[Saved entries]
──────────
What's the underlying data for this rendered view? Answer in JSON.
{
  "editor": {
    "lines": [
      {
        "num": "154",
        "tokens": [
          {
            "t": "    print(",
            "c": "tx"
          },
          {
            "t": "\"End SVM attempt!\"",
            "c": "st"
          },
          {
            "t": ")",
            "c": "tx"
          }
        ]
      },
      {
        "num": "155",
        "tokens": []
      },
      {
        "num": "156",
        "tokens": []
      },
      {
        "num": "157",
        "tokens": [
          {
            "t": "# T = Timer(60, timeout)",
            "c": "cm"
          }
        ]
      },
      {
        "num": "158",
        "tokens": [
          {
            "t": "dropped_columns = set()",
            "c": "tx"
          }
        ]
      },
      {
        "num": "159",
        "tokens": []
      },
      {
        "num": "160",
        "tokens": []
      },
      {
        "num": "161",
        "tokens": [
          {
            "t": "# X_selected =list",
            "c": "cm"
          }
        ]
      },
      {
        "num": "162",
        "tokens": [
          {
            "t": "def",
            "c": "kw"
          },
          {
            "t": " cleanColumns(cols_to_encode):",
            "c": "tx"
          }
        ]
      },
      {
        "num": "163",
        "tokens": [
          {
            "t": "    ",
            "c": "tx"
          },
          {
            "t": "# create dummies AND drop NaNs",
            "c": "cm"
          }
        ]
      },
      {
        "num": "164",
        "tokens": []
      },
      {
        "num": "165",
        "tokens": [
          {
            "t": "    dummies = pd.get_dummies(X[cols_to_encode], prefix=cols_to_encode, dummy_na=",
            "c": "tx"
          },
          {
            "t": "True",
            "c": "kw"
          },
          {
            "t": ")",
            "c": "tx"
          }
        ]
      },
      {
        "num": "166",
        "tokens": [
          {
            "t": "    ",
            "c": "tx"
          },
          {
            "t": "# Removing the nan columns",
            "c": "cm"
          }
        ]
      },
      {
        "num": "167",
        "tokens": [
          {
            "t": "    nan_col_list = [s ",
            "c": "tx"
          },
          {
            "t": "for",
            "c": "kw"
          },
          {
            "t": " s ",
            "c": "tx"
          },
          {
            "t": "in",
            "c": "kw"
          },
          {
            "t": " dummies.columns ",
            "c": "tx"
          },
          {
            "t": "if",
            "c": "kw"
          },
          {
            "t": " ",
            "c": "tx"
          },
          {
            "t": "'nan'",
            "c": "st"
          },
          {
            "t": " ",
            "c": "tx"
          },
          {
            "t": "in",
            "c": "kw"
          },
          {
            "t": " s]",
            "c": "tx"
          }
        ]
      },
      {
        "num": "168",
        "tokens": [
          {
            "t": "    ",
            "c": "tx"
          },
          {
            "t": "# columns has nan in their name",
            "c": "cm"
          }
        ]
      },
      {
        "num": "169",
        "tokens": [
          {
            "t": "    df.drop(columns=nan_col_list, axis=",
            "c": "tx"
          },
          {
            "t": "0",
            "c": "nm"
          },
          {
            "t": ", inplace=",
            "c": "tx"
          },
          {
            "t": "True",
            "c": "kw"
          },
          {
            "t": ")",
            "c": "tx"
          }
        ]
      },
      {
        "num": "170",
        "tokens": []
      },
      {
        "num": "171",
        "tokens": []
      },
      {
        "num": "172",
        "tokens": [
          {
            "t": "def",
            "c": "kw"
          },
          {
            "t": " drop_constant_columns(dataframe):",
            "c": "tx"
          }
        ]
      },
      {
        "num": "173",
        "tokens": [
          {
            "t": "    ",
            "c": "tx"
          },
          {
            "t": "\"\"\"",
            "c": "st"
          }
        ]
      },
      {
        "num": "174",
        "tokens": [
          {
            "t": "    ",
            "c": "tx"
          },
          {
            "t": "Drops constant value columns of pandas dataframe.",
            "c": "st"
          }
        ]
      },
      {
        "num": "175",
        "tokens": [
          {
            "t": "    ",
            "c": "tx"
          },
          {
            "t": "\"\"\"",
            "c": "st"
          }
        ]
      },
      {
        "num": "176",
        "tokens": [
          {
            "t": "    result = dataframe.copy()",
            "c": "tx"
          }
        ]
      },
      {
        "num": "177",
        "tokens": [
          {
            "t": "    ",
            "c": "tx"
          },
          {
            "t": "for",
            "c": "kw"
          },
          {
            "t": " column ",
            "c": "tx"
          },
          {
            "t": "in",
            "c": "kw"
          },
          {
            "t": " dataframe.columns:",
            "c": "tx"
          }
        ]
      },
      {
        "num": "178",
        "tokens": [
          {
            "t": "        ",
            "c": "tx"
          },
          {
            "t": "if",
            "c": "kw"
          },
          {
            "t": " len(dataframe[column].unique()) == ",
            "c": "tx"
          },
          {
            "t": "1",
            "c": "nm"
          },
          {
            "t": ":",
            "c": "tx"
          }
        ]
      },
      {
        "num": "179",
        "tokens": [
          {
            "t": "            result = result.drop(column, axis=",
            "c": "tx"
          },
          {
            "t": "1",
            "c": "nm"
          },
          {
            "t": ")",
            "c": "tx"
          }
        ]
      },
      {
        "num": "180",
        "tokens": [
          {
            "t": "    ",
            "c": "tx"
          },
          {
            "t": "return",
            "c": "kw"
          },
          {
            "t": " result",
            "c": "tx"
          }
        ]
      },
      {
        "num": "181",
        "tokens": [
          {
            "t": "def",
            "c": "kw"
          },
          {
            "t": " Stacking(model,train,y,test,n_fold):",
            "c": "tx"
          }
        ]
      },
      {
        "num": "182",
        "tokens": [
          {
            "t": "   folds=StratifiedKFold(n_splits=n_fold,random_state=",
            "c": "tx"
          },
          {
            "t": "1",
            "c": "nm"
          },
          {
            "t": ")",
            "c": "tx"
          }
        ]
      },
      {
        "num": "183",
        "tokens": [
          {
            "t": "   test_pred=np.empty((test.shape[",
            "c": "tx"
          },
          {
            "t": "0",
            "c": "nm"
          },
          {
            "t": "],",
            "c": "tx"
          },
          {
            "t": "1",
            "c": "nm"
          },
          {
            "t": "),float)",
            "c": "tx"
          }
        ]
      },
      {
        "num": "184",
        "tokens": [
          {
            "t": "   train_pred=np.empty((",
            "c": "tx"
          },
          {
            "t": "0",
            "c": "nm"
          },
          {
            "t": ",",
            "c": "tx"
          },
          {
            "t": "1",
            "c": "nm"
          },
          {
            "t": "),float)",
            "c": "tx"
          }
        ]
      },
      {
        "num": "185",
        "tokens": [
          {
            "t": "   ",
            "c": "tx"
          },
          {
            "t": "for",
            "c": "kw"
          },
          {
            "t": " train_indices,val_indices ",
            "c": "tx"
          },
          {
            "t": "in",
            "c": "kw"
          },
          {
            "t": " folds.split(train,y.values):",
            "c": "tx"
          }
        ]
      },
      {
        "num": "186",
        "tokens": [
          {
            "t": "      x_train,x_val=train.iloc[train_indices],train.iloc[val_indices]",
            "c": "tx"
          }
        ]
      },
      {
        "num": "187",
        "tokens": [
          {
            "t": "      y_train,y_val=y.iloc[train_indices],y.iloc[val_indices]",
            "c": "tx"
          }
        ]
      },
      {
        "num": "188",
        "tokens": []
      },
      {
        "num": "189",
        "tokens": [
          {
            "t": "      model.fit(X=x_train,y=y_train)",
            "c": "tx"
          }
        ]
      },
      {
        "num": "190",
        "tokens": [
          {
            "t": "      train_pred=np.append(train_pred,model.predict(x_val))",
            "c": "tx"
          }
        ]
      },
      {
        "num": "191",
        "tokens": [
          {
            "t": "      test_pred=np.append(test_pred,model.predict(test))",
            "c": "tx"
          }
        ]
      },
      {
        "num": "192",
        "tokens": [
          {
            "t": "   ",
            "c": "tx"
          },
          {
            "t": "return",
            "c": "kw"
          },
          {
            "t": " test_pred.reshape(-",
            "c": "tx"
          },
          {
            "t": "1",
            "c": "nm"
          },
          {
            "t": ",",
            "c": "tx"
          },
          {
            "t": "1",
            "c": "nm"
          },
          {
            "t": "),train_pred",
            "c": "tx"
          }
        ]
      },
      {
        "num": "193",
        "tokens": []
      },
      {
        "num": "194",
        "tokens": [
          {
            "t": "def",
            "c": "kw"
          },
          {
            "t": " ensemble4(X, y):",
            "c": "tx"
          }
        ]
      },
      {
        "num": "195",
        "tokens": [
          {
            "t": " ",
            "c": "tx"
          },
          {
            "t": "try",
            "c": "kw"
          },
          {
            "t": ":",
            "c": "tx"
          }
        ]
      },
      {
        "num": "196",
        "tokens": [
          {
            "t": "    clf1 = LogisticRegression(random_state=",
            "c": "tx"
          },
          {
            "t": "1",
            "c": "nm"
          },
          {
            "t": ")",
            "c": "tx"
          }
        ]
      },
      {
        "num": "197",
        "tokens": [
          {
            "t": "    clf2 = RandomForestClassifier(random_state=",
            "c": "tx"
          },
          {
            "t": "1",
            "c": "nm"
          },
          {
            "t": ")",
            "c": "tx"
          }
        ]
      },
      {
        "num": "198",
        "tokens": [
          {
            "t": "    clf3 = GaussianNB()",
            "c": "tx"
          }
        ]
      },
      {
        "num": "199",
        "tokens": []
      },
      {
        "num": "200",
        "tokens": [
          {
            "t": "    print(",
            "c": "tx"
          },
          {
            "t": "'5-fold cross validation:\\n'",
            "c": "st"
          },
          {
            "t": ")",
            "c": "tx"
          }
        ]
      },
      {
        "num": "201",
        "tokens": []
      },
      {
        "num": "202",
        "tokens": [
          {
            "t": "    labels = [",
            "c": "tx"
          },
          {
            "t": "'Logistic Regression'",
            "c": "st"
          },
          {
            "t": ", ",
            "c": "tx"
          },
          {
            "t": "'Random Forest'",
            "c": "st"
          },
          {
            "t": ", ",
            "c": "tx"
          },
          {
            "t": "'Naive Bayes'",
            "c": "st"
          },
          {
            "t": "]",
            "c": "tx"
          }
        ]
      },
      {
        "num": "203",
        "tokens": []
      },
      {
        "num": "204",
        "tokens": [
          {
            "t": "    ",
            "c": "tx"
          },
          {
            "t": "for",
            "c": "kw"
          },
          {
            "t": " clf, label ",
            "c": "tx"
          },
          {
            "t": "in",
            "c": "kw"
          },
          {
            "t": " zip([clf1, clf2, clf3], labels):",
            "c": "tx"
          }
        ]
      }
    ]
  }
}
──────────
In the records above, find each line that holds the word "predict"; copy all such lines.

            "t": "      train_pred=np.append(train_pred,model.predict(x_val))",
            "t": "      test_pred=np.append(test_pred,model.predict(test))",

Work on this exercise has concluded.